GIVEN TASK -
Examine each line of the data. Copy those that contain the string "this".

(Chart and figure data)

::::

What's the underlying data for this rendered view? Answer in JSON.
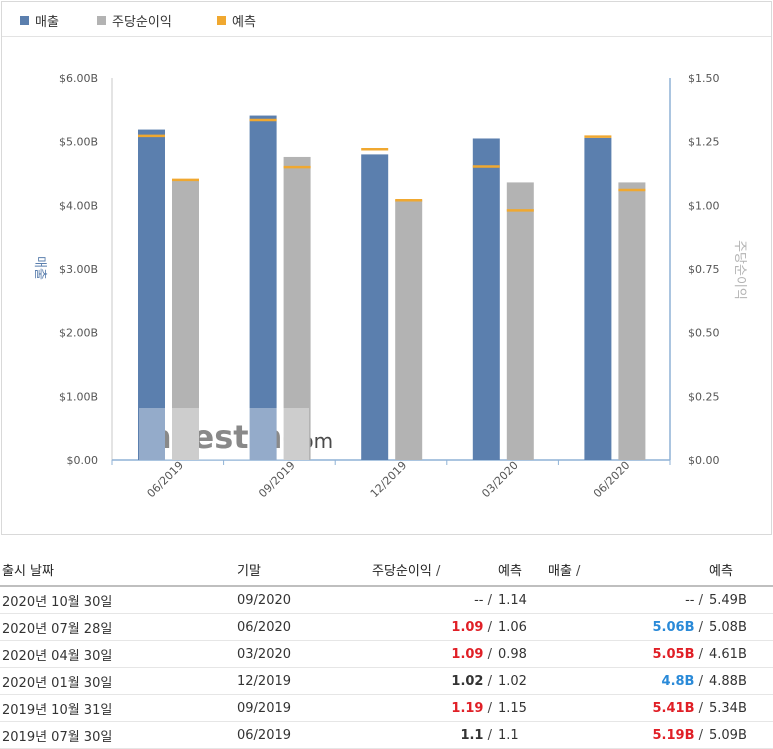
{
  "legend": [
    {
      "label": "매출",
      "color": "#5b7fae"
    },
    {
      "label": "주당순이익",
      "color": "#b3b3b3"
    },
    {
      "label": "예측",
      "color": "#f0a830"
    }
  ],
  "chart_data": {
    "type": "bar",
    "categories": [
      "06/2019",
      "09/2019",
      "12/2019",
      "03/2020",
      "06/2020"
    ],
    "series": [
      {
        "name": "매출",
        "axis": "left",
        "color": "#5b7fae",
        "values": [
          5.19,
          5.41,
          4.8,
          5.05,
          5.06
        ]
      },
      {
        "name": "주당순이익",
        "axis": "right",
        "color": "#b3b3b3",
        "values": [
          1.1,
          1.19,
          1.02,
          1.09,
          1.09
        ]
      },
      {
        "name": "예측",
        "color": "#f0a830",
        "revenue_forecast": [
          5.09,
          5.34,
          4.88,
          4.61,
          5.08
        ],
        "eps_forecast": [
          1.1,
          1.15,
          1.02,
          0.98,
          1.06
        ]
      }
    ],
    "ylabel_left": "매출",
    "ylabel_right": "주당순이익",
    "yticks_left": [
      "$0.00",
      "$1.00B",
      "$2.00B",
      "$3.00B",
      "$4.00B",
      "$5.00B",
      "$6.00B"
    ],
    "yticks_right": [
      "$0.00",
      "$0.25",
      "$0.50",
      "$0.75",
      "$1.00",
      "$1.25",
      "$1.50"
    ],
    "ylim_left": [
      0,
      6
    ],
    "ylim_right": [
      0,
      1.5
    ],
    "grid": false,
    "legend_position": "top-left"
  },
  "watermark": {
    "brand": "Investing",
    "suffix": ".com"
  },
  "table": {
    "headers": {
      "date": "출시 날짜",
      "period": "기말",
      "eps": "주당순이익",
      "eps_f": "예측",
      "rev": "매출",
      "rev_f": "예측",
      "sep": " / "
    },
    "rows": [
      {
        "date": "2020년 10월 30일",
        "period": "09/2020",
        "eps": "--",
        "eps_f": "1.14",
        "rev": "--",
        "rev_f": "5.49B",
        "eps_class": "neu-plain",
        "rev_class": "neu-plain"
      },
      {
        "date": "2020년 07월 28일",
        "period": "06/2020",
        "eps": "1.09",
        "eps_f": "1.06",
        "rev": "5.06B",
        "rev_f": "5.08B",
        "eps_class": "neg",
        "rev_class": "pos"
      },
      {
        "date": "2020년 04월 30일",
        "period": "03/2020",
        "eps": "1.09",
        "eps_f": "0.98",
        "rev": "5.05B",
        "rev_f": "4.61B",
        "eps_class": "neg",
        "rev_class": "neg"
      },
      {
        "date": "2020년 01월 30일",
        "period": "12/2019",
        "eps": "1.02",
        "eps_f": "1.02",
        "rev": "4.8B",
        "rev_f": "4.88B",
        "eps_class": "neu",
        "rev_class": "pos"
      },
      {
        "date": "2019년 10월 31일",
        "period": "09/2019",
        "eps": "1.19",
        "eps_f": "1.15",
        "rev": "5.41B",
        "rev_f": "5.34B",
        "eps_class": "neg",
        "rev_class": "neg"
      },
      {
        "date": "2019년 07월 30일",
        "period": "06/2019",
        "eps": "1.1",
        "eps_f": "1.1",
        "rev": "5.19B",
        "rev_f": "5.09B",
        "eps_class": "neu",
        "rev_class": "neg"
      }
    ]
  }
}
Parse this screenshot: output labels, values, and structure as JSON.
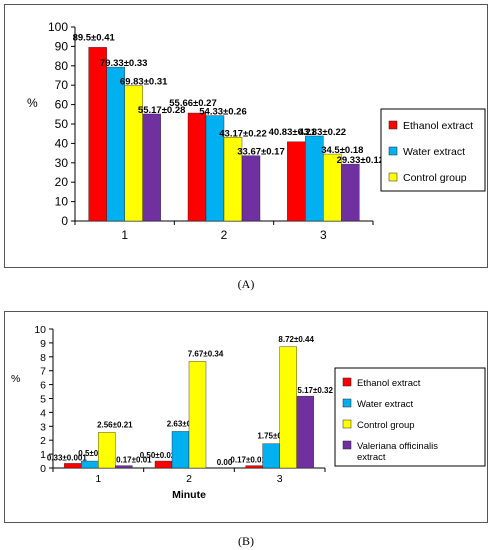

::::

RESULT OF THE TASK -
What's the underlying data for this rendered view? Answer in JSON.
Parse this screenshot: output labels, values, and structure as JSON.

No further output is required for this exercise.